> _Dataset records_
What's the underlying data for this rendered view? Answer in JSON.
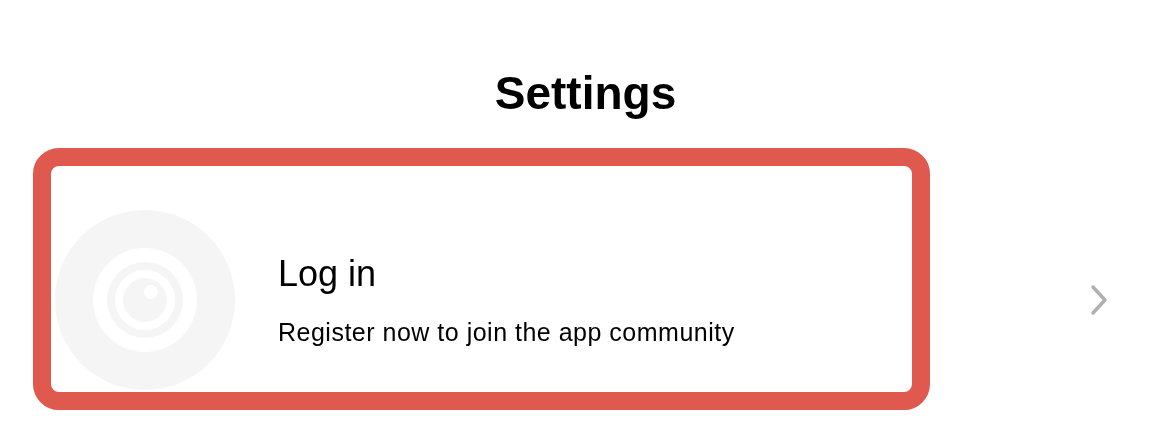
{
  "title": "Settings",
  "account_row": {
    "title": "Log in",
    "subtitle": "Register now to join the app community",
    "highlighted": true
  }
}
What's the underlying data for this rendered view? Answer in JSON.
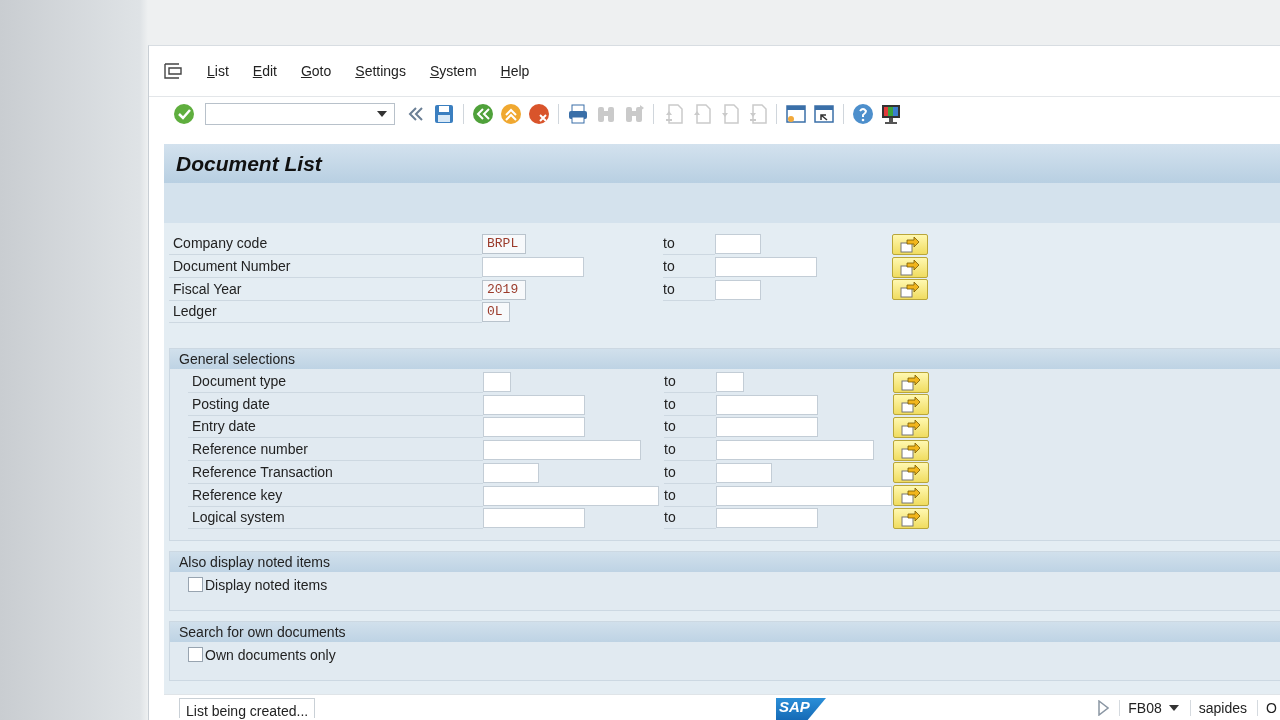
{
  "menu": [
    "List",
    "Edit",
    "Goto",
    "Settings",
    "System",
    "Help"
  ],
  "toolbar": [
    {
      "items": [
        {
          "kind": "enter",
          "disabled": false
        },
        {
          "kind": "command-field",
          "disabled": false
        },
        {
          "kind": "collapse",
          "disabled": false
        },
        {
          "kind": "save",
          "disabled": false
        }
      ]
    },
    {
      "items": [
        {
          "kind": "back",
          "disabled": false
        },
        {
          "kind": "exit",
          "disabled": false
        },
        {
          "kind": "cancel",
          "disabled": false
        }
      ]
    },
    {
      "items": [
        {
          "kind": "print",
          "disabled": false
        },
        {
          "kind": "find",
          "disabled": true
        },
        {
          "kind": "find-next",
          "disabled": true
        }
      ]
    },
    {
      "items": [
        {
          "kind": "first-page",
          "disabled": true
        },
        {
          "kind": "prev-page",
          "disabled": true
        },
        {
          "kind": "next-page",
          "disabled": true
        },
        {
          "kind": "last-page",
          "disabled": true
        }
      ]
    },
    {
      "items": [
        {
          "kind": "new-session",
          "disabled": false
        },
        {
          "kind": "shortcut",
          "disabled": false
        }
      ]
    },
    {
      "items": [
        {
          "kind": "help",
          "disabled": false
        },
        {
          "kind": "layout",
          "disabled": false
        }
      ]
    }
  ],
  "title": "Document List",
  "main_rows": [
    {
      "label": "Company code",
      "kind": "code",
      "value": "BRPL",
      "to": "to"
    },
    {
      "label": "Document Number",
      "kind": "number",
      "to": "to"
    },
    {
      "label": "Fiscal Year",
      "kind": "code",
      "value": "2019",
      "to": "to"
    },
    {
      "label": "Ledger",
      "kind": "short",
      "value": "0L"
    }
  ],
  "sections": [
    {
      "title": "General selections",
      "kind": "fields",
      "rows": [
        {
          "label": "Document type",
          "kind": "short",
          "to": "to"
        },
        {
          "label": "Posting date",
          "kind": "number",
          "to": "to"
        },
        {
          "label": "Entry date",
          "kind": "number",
          "to": "to"
        },
        {
          "label": "Reference number",
          "kind": "long",
          "to": "to"
        },
        {
          "label": "Reference Transaction",
          "kind": "medium",
          "to": "to"
        },
        {
          "label": "Reference key",
          "kind": "wide",
          "to": "to"
        },
        {
          "label": "Logical system",
          "kind": "number",
          "to": "to"
        }
      ]
    },
    {
      "title": "Also display noted items",
      "kind": "checkbox",
      "label": "Display noted items",
      "checked": false
    },
    {
      "title": "Search for own documents",
      "kind": "checkbox",
      "label": "Own documents only",
      "checked": false
    }
  ],
  "status_bar": {
    "message": "List being created...",
    "logo": "SAP",
    "transaction": "FB08",
    "system": "sapides",
    "mode": "O"
  }
}
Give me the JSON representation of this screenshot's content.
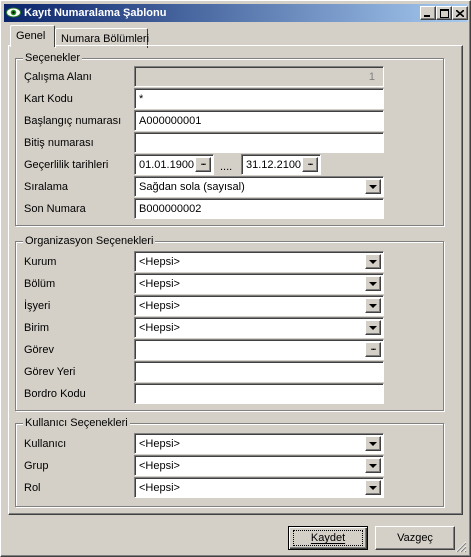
{
  "window": {
    "title": "Kayıt Numaralama Şablonu",
    "colors": {
      "titlebar_start": "#0a246a",
      "titlebar_end": "#a6caf0",
      "face": "#d4d0c8"
    },
    "icons": {
      "app": "eye-icon",
      "minimize": "minimize-icon",
      "maximize": "maximize-icon",
      "close": "close-icon"
    }
  },
  "tabs": [
    {
      "label": "Genel",
      "active": true
    },
    {
      "label": "Numara Bölümleri",
      "active": false
    }
  ],
  "secenekler": {
    "title": "Seçenekler",
    "calisma_alani": {
      "label": "Çalışma Alanı",
      "value": "1"
    },
    "kart_kodu": {
      "label": "Kart Kodu",
      "value": "*"
    },
    "baslangic": {
      "label": "Başlangıç numarası",
      "value": "A000000001"
    },
    "bitis": {
      "label": "Bitiş numarası",
      "value": ""
    },
    "gecerlilik": {
      "label": "Geçerlilik tarihleri",
      "start": "01.01.1900",
      "separator": "....",
      "end": "31.12.2100"
    },
    "siralama": {
      "label": "Sıralama",
      "value": "Sağdan sola (sayısal)"
    },
    "son_numara": {
      "label": "Son Numara",
      "value": "B000000002"
    }
  },
  "organizasyon": {
    "title": "Organizasyon Seçenekleri",
    "kurum": {
      "label": "Kurum",
      "value": "<Hepsi>"
    },
    "bolum": {
      "label": "Bölüm",
      "value": "<Hepsi>"
    },
    "isyeri": {
      "label": "İşyeri",
      "value": "<Hepsi>"
    },
    "birim": {
      "label": "Birim",
      "value": "<Hepsi>"
    },
    "gorev": {
      "label": "Görev",
      "value": ""
    },
    "gorev_yeri": {
      "label": "Görev Yeri",
      "value": ""
    },
    "bordro_kodu": {
      "label": "Bordro Kodu",
      "value": ""
    }
  },
  "kullanici": {
    "title": "Kullanıcı Seçenekleri",
    "kullanici": {
      "label": "Kullanıcı",
      "value": "<Hepsi>"
    },
    "grup": {
      "label": "Grup",
      "value": "<Hepsi>"
    },
    "rol": {
      "label": "Rol",
      "value": "<Hepsi>"
    }
  },
  "buttons": {
    "ellipsis": "...",
    "save": "Kaydet",
    "cancel": "Vazgeç"
  }
}
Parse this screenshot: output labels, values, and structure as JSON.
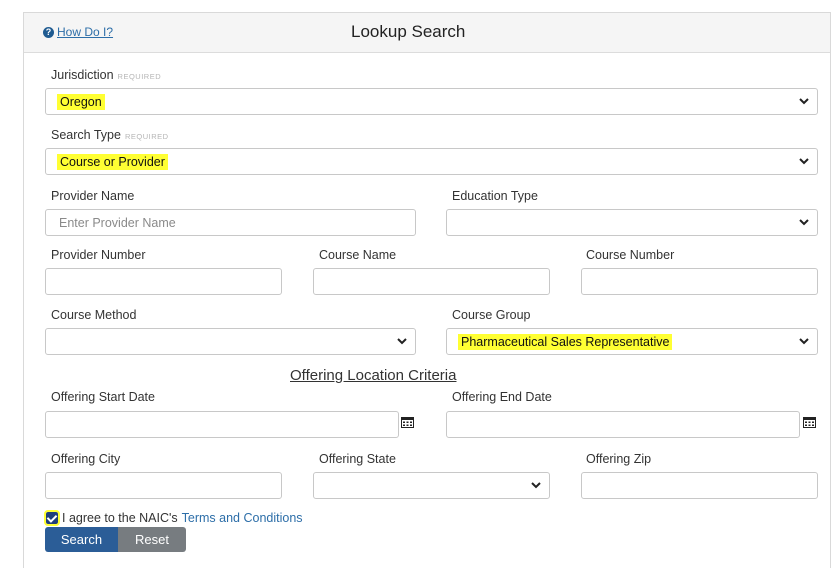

> _Exercise_
Go through the material above and count the lines that contain "Reference"; answer with the number alone.

> _Result_
3